### Aim
In the entries, find all lines that hold the word "закупки" and copy them.

### Extracted data entries
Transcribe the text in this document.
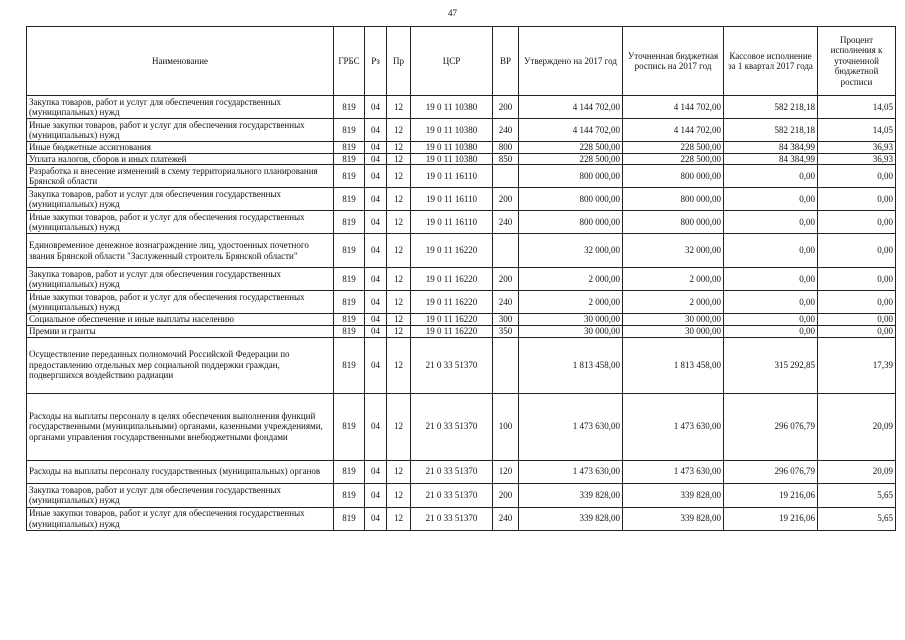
47
Наименование	ГРБС	Рз	Пр	ЦСР	ВР	Утверждено на 2017 год	Уточненная бюджетная роспись на 2017 год	Кассовое исполнение за 1 квартал 2017 года	Процент исполнения к уточненной бюджетной росписи
Закупка товаров, работ и услуг для обеспечения государственных (муниципальных) нужд	819	04	12	19 0 11 10380	200	4 144 702,00	4 144 702,00	582 218,18	14,05
Иные закупки товаров, работ и услуг для обеспечения государственных (муниципальных) нужд	819	04	12	19 0 11 10380	240	4 144 702,00	4 144 702,00	582 218,18	14,05
Иные бюджетные ассигнования	819	04	12	19 0 11 10380	800	228 500,00	228 500,00	84 384,99	36,93
Уплата налогов, сборов и иных платежей	819	04	12	19 0 11 10380	850	228 500,00	228 500,00	84 384,99	36,93
Разработка и внесение изменений в схему территориального планирования Брянской области	819	04	12	19 0 11 16110		800 000,00	800 000,00	0,00	0,00
Закупка товаров, работ и услуг для обеспечения государственных (муниципальных) нужд	819	04	12	19 0 11 16110	200	800 000,00	800 000,00	0,00	0,00
Иные закупки товаров, работ и услуг для обеспечения государственных (муниципальных) нужд	819	04	12	19 0 11 16110	240	800 000,00	800 000,00	0,00	0,00
Единовременное денежное вознаграждение лиц, удостоенных почетного звания Брянской области "Заслуженный строитель Брянской области"	819	04	12	19 0 11 16220		32 000,00	32 000,00	0,00	0,00
Закупка товаров, работ и услуг для обеспечения государственных (муниципальных) нужд	819	04	12	19 0 11 16220	200	2 000,00	2 000,00	0,00	0,00
Иные закупки товаров, работ и услуг для обеспечения государственных (муниципальных) нужд	819	04	12	19 0 11 16220	240	2 000,00	2 000,00	0,00	0,00
Социальное обеспечение и иные выплаты населению	819	04	12	19 0 11 16220	300	30 000,00	30 000,00	0,00	0,00
Премии и гранты	819	04	12	19 0 11 16220	350	30 000,00	30 000,00	0,00	0,00
Осуществление переданных полномочий Российской Федерации по предоставлению отдельных мер социальной поддержки граждан, подвергшихся воздействию радиации	819	04	12	21 0 33 51370		1 813 458,00	1 813 458,00	315 292,85	17,39
Расходы на выплаты персоналу в целях обеспечения выполнения функций государственными (муниципальными) органами, казенными учреждениями, органами управления государственными внебюджетными фондами	819	04	12	21 0 33 51370	100	1 473 630,00	1 473 630,00	296 076,79	20,09
Расходы на выплаты персоналу государственных (муниципальных) органов	819	04	12	21 0 33 51370	120	1 473 630,00	1 473 630,00	296 076,79	20,09
Закупка товаров, работ и услуг для обеспечения государственных (муниципальных) нужд	819	04	12	21 0 33 51370	200	339 828,00	339 828,00	19 216,06	5,65
Иные закупки товаров, работ и услуг для обеспечения государственных (муниципальных) нужд	819	04	12	21 0 33 51370	240	339 828,00	339 828,00	19 216,06	5,65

### Written solution
Иные закупки товаров, работ и услуг для обеспечения государственных (муниципальных) нужд	819	04	12	19 0 11 10380	240	4 144 702,00	4 144 702,00	582 218,18	14,05
Иные закупки товаров, работ и услуг для обеспечения государственных (муниципальных) нужд	819	04	12	19 0 11 16110	240	800 000,00	800 000,00	0,00	0,00
Иные закупки товаров, работ и услуг для обеспечения государственных (муниципальных) нужд	819	04	12	19 0 11 16220	240	2 000,00	2 000,00	0,00	0,00
Иные закупки товаров, работ и услуг для обеспечения государственных (муниципальных) нужд	819	04	12	21 0 33 51370	240	339 828,00	339 828,00	19 216,06	5,65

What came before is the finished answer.